— start Provided text —

Knife/dagger identification problem
 
1 Attachment(s)
I don`t have any idea where this knife comes from. I thought maybe Balkans, but I didn`t find anything really similar. Can you help?
The knife is about 25cm long.

tom hyle 11th June 2011 01:12 PM

Is the grip one-piece with a full length stalk tang? Is it horn?

Atlantia 11th June 2011 01:41 PM

For some reason I'm also thinking Balkan/Turkish possibly Greek....

Nice piece!

Lew 12th June 2011 03:04 AM

I agree looks Turkish.

buendia 13th June 2011 01:02 AM

Grip is made of horn, but I didn`t have it in my hands so far. I`ll write more about it on Tuesday. What`s an English term for the punched embelishments on the blade? It was very common in the whole Carpathian region till WW1/WW2.

buendia 17th June 2011 04:16 PM

2 Attachment(s)
Quote:

Originally Posted by tom hyle
Is the grip one-piece with a full length stalk tang? Is it horn?

Answer to both questions is YES.

I have found very similar ornaments on the blades of Bosnian and Silesian highlanders` traditional knives (respectively).
Silesian highlanders live on the Czech - Polish border, and are the most north-western descendants of Vallachian shepherds from the Balkans (came in 15th century). The similarities are conspicuous.

tom hyle 18th June 2011 11:34 AM

Such a tang seems more Persian or European than Turkish.

— end Provided text —
— start Provided information —

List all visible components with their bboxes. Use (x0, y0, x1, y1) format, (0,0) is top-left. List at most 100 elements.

— end Provided information —
— start Provided information —

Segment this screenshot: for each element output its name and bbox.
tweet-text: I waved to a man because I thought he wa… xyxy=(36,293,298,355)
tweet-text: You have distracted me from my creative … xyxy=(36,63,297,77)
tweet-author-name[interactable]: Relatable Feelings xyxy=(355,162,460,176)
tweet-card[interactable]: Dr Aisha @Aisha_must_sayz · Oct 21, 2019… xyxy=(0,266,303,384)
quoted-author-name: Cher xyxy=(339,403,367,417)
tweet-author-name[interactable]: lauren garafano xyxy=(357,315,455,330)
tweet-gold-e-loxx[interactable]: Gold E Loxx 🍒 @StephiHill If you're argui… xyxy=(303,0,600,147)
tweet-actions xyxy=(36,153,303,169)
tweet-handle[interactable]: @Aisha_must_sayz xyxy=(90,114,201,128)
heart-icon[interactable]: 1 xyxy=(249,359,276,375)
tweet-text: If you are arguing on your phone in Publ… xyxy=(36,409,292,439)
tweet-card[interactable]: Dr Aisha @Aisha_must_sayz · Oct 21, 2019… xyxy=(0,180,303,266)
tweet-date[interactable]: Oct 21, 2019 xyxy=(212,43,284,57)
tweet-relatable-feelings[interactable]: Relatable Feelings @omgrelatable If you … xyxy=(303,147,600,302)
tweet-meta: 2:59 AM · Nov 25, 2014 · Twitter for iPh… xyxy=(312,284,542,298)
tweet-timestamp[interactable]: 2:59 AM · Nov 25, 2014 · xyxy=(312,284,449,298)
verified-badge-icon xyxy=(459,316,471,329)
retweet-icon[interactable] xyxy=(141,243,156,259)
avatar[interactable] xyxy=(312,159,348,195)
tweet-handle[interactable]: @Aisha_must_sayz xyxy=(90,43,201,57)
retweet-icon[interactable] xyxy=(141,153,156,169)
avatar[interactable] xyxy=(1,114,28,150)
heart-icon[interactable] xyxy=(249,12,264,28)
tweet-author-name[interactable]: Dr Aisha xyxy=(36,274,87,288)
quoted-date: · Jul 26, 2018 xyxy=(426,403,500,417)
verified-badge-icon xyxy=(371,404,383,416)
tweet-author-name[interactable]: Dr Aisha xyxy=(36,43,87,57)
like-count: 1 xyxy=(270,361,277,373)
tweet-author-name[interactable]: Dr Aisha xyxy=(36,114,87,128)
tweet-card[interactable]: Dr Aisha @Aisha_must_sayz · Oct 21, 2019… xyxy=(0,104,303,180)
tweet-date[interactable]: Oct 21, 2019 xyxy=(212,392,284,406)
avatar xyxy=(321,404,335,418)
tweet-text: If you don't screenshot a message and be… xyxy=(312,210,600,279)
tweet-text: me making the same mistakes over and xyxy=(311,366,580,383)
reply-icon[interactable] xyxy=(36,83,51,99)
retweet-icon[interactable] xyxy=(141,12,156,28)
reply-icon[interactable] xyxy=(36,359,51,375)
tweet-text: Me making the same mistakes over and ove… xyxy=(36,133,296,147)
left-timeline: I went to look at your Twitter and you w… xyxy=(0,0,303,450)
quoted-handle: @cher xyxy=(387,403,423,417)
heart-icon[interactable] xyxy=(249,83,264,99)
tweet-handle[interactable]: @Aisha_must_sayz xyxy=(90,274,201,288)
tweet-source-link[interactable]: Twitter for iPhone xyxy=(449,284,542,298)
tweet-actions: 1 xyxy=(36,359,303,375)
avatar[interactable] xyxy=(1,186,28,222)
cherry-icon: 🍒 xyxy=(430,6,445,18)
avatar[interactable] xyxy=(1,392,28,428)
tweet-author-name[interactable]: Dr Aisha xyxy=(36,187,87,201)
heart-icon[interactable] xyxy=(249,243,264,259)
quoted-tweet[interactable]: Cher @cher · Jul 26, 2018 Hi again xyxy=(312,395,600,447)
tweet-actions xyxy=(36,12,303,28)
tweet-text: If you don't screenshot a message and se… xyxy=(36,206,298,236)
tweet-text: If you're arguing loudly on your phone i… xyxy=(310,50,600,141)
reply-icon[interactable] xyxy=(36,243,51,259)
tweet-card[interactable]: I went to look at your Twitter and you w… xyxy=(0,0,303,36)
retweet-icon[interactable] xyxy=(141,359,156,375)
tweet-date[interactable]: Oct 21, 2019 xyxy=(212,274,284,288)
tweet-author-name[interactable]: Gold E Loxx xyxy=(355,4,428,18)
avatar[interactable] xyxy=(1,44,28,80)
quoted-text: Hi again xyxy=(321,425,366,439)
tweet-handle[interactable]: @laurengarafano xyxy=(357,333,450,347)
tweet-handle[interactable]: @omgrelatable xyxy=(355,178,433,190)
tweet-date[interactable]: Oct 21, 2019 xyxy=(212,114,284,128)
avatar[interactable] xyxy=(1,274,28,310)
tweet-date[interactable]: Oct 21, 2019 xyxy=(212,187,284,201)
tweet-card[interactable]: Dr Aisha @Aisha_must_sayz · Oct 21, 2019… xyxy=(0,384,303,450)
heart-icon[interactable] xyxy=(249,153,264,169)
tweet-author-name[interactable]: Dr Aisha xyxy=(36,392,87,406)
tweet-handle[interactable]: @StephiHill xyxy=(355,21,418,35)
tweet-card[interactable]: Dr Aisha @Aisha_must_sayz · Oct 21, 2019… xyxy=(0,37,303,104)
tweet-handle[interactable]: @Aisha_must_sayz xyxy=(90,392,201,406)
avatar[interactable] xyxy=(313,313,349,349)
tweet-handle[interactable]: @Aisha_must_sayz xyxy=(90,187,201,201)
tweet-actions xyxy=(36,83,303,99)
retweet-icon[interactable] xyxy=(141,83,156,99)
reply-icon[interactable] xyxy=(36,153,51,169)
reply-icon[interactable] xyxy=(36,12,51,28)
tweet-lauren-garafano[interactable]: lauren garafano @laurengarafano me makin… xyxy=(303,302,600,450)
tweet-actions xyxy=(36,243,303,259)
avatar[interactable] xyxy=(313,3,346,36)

— end Provided information —
— start Provided information —

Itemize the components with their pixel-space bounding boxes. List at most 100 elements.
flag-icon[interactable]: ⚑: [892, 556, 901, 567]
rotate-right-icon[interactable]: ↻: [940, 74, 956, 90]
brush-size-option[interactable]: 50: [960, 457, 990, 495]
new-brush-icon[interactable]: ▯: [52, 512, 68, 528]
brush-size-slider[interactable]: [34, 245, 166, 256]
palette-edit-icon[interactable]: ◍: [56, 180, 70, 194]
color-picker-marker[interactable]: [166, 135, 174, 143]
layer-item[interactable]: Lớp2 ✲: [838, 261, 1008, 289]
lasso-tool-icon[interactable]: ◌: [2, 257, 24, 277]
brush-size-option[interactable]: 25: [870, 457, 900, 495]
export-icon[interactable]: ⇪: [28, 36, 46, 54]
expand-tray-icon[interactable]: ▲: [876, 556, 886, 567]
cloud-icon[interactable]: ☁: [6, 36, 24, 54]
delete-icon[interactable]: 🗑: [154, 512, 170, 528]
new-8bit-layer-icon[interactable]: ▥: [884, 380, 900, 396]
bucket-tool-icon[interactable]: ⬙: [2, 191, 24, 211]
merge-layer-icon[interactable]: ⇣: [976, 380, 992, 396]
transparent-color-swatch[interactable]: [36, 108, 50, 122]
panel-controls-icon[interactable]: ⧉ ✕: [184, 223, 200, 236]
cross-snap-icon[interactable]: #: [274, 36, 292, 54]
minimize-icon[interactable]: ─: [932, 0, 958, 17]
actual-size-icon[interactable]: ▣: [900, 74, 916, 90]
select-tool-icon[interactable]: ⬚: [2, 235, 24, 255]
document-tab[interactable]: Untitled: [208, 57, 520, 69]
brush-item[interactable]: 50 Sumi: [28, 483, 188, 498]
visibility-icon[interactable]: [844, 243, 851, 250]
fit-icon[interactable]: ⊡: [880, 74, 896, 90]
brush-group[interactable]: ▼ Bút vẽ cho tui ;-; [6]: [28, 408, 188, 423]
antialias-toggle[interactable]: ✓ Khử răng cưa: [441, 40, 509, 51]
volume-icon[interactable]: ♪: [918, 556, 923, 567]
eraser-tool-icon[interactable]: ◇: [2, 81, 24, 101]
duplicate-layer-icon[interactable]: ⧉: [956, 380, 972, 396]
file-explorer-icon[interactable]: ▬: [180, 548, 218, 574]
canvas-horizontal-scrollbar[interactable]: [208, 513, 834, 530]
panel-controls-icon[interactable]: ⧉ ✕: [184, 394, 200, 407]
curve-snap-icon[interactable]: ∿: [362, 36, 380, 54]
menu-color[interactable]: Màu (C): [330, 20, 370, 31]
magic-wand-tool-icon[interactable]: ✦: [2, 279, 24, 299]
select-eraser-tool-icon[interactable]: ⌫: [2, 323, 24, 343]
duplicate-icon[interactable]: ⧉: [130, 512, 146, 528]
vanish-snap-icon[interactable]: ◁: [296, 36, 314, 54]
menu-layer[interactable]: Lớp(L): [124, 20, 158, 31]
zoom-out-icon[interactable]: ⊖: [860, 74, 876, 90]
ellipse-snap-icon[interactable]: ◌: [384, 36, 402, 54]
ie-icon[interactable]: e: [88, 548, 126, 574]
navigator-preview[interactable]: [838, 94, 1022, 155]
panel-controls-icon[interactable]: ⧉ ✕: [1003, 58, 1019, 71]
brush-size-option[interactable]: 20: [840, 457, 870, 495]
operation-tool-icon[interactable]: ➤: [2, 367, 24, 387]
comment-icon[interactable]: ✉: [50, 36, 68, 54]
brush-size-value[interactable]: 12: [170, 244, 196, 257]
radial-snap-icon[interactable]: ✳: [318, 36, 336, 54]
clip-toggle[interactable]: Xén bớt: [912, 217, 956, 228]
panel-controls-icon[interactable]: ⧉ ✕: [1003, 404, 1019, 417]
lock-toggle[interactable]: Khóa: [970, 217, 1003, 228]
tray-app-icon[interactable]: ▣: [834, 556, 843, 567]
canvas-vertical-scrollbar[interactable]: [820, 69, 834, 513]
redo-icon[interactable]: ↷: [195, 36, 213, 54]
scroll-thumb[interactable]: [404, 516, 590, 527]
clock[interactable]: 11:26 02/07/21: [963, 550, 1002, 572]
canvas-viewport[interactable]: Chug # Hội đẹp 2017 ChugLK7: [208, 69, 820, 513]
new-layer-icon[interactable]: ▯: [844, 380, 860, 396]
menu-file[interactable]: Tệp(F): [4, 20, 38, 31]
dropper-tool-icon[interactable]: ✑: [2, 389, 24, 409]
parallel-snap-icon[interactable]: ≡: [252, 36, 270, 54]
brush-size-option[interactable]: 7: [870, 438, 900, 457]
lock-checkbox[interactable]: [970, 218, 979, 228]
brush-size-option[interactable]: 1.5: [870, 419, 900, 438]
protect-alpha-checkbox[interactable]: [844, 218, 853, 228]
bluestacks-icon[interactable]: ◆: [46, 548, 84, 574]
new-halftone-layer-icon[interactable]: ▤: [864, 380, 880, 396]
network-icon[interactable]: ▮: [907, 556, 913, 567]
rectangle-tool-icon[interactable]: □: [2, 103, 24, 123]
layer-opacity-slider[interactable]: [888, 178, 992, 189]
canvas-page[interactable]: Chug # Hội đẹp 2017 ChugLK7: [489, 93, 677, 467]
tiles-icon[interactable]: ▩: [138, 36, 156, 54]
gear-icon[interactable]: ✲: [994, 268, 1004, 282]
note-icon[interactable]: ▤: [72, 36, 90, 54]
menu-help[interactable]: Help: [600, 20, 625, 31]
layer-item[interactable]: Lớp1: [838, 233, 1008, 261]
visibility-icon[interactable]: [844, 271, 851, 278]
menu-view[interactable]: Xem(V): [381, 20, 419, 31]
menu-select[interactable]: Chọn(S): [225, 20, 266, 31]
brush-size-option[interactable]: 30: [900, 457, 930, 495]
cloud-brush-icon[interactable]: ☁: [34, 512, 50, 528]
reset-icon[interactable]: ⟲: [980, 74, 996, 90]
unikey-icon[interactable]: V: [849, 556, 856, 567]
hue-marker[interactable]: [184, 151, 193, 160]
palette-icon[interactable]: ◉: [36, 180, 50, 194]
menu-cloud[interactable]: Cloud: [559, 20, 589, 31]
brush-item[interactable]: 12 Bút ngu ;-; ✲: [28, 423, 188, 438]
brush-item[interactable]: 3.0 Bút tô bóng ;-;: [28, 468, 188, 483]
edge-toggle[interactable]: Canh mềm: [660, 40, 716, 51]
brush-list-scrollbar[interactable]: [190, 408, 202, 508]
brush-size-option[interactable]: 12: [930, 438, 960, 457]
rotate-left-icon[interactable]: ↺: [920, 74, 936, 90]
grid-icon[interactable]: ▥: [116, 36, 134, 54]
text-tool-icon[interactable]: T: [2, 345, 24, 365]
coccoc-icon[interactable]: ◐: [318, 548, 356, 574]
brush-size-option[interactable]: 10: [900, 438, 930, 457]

— end Provided information —

Required actions:
[a] According to the knife identification thread, how long is the knife?
[b] Reproduce the stretch of the knife identification thread from "buendia 13th June" through "questions is YES.".

Answers to each task:
[a] About 25 cm.

[b]
buendia 13th June 2011 01:02 AM

Grip is made of horn, but I didn`t have it in my hands so far. I`ll write more about it on Tuesday. What`s an English term for the punched embelishments on the blade? It was very common in the whole Carpathian region till WW1/WW2.

buendia 17th June 2011 04:16 PM

2 Attachment(s)
Quote:

Originally Posted by tom hyle
Is the grip one-piece with a full length stalk tang? Is it horn?

Answer to both questions is YES.